- **THE RECORDS**:
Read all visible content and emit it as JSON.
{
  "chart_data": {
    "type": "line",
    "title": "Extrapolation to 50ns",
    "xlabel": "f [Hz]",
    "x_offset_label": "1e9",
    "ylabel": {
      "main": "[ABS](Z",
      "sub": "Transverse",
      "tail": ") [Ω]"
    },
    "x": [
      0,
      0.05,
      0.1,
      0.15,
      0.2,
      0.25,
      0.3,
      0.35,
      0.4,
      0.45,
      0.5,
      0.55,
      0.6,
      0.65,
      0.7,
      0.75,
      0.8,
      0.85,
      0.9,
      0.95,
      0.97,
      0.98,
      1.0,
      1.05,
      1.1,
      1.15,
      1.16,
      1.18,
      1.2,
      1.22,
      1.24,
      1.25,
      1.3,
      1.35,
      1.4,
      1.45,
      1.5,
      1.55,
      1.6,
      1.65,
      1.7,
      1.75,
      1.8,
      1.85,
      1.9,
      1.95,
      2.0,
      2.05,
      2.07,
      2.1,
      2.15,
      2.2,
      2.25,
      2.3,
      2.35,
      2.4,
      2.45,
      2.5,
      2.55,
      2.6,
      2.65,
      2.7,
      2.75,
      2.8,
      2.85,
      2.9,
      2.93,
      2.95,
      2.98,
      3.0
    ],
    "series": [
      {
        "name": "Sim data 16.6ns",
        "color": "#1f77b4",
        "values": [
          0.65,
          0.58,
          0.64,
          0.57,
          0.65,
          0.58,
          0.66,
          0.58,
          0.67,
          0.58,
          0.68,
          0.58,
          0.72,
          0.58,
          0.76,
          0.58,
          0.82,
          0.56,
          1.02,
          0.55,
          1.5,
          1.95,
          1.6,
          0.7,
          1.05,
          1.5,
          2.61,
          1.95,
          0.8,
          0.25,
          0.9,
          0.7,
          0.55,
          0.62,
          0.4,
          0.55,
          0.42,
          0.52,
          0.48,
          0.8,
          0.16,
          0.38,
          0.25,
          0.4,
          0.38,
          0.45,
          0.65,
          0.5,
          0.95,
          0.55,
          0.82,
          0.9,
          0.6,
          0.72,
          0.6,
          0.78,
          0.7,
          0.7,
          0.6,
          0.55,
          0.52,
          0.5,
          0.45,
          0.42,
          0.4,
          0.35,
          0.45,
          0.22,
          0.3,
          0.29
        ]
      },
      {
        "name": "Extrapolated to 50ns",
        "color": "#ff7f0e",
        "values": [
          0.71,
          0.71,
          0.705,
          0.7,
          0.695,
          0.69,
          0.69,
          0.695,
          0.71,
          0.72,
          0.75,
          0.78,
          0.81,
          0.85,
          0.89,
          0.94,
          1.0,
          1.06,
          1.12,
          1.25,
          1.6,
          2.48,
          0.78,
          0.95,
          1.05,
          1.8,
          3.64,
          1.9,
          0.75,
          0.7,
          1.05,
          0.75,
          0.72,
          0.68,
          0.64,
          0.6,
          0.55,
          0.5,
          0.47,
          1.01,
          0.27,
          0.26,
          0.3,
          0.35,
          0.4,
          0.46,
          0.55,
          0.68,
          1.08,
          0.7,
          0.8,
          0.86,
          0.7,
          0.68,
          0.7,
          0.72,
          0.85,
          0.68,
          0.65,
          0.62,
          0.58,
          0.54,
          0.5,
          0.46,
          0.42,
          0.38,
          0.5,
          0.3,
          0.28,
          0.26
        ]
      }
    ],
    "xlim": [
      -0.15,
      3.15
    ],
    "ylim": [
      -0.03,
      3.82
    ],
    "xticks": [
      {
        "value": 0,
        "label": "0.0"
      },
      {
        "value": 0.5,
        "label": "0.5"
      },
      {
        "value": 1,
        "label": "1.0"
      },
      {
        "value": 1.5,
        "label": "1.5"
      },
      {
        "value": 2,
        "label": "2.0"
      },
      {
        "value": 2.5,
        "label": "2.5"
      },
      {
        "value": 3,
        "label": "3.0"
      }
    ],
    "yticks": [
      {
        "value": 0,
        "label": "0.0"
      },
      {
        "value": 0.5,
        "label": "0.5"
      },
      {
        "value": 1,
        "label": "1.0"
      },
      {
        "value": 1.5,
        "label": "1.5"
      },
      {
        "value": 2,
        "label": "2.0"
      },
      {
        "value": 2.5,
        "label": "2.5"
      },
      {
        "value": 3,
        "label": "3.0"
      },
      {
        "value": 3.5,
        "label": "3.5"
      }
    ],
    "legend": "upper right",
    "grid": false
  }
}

- **WHAT THE TASK REQUIRES**: Reproduce the material above without altering a single character.

- **WRITTEN ANSWER**:
Read all visible content and emit it as JSON.
{
  "chart_data": {
    "type": "line",
    "title": "Extrapolation to 50ns",
    "xlabel": "f [Hz]",
    "x_offset_label": "1e9",
    "ylabel": {
      "main": "[ABS](Z",
      "sub": "Transverse",
      "tail": ") [Ω]"
    },
    "x": [
      0,
      0.05,
      0.1,
      0.15,
      0.2,
      0.25,
      0.3,
      0.35,
      0.4,
      0.45,
      0.5,
      0.55,
      0.6,
      0.65,
      0.7,
      0.75,
      0.8,
      0.85,
      0.9,
      0.95,
      0.97,
      0.98,
      1.0,
      1.05,
      1.1,
      1.15,
      1.16,
      1.18,
      1.2,
      1.22,
      1.24,
      1.25,
      1.3,
      1.35,
      1.4,
      1.45,
      1.5,
      1.55,
      1.6,
      1.65,
      1.7,
      1.75,
      1.8,
      1.85,
      1.9,
      1.95,
      2.0,
      2.05,
      2.07,
      2.1,
      2.15,
      2.2,
      2.25,
      2.3,
      2.35,
      2.4,
      2.45,
      2.5,
      2.55,
      2.6,
      2.65,
      2.7,
      2.75,
      2.8,
      2.85,
      2.9,
      2.93,
      2.95,
      2.98,
      3.0
    ],
    "series": [
      {
        "name": "Sim data 16.6ns",
        "color": "#1f77b4",
        "values": [
          0.65,
          0.58,
          0.64,
          0.57,
          0.65,
          0.58,
          0.66,
          0.58,
          0.67,
          0.58,
          0.68,
          0.58,
          0.72,
          0.58,
          0.76,
          0.58,
          0.82,
          0.56,
          1.02,
          0.55,
          1.5,
          1.95,
          1.6,
          0.7,
          1.05,
          1.5,
          2.61,
          1.95,
          0.8,
          0.25,
          0.9,
          0.7,
          0.55,
          0.62,
          0.4,
          0.55,
          0.42,
          0.52,
          0.48,
          0.8,
          0.16,
          0.38,
          0.25,
          0.4,
          0.38,
          0.45,
          0.65,
          0.5,
          0.95,
          0.55,
          0.82,
          0.9,
          0.6,
          0.72,
          0.6,
          0.78,
          0.7,
          0.7,
          0.6,
          0.55,
          0.52,
          0.5,
          0.45,
          0.42,
          0.4,
          0.35,
          0.45,
          0.22,
          0.3,
          0.29
        ]
      },
      {
        "name": "Extrapolated to 50ns",
        "color": "#ff7f0e",
        "values": [
          0.71,
          0.71,
          0.705,
          0.7,
          0.695,
          0.69,
          0.69,
          0.695,
          0.71,
          0.72,
          0.75,
          0.78,
          0.81,
          0.85,
          0.89,
          0.94,
          1.0,
          1.06,
          1.12,
          1.25,
          1.6,
          2.48,
          0.78,
          0.95,
          1.05,
          1.8,
          3.64,
          1.9,
          0.75,
          0.7,
          1.05,
          0.75,
          0.72,
          0.68,
          0.64,
          0.6,
          0.55,
          0.5,
          0.47,
          1.01,
          0.27,
          0.26,
          0.3,
          0.35,
          0.4,
          0.46,
          0.55,
          0.68,
          1.08,
          0.7,
          0.8,
          0.86,
          0.7,
          0.68,
          0.7,
          0.72,
          0.85,
          0.68,
          0.65,
          0.62,
          0.58,
          0.54,
          0.5,
          0.46,
          0.42,
          0.38,
          0.5,
          0.3,
          0.28,
          0.26
        ]
      }
    ],
    "xlim": [
      -0.15,
      3.15
    ],
    "ylim": [
      -0.03,
      3.82
    ],
    "xticks": [
      {
        "value": 0,
        "label": "0.0"
      },
      {
        "value": 0.5,
        "label": "0.5"
      },
      {
        "value": 1,
        "label": "1.0"
      },
      {
        "value": 1.5,
        "label": "1.5"
      },
      {
        "value": 2,
        "label": "2.0"
      },
      {
        "value": 2.5,
        "label": "2.5"
      },
      {
        "value": 3,
        "label": "3.0"
      }
    ],
    "yticks": [
      {
        "value": 0,
        "label": "0.0"
      },
      {
        "value": 0.5,
        "label": "0.5"
      },
      {
        "value": 1,
        "label": "1.0"
      },
      {
        "value": 1.5,
        "label": "1.5"
      },
      {
        "value": 2,
        "label": "2.0"
      },
      {
        "value": 2.5,
        "label": "2.5"
      },
      {
        "value": 3,
        "label": "3.0"
      },
      {
        "value": 3.5,
        "label": "3.5"
      }
    ],
    "legend": "upper right",
    "grid": false
  }
}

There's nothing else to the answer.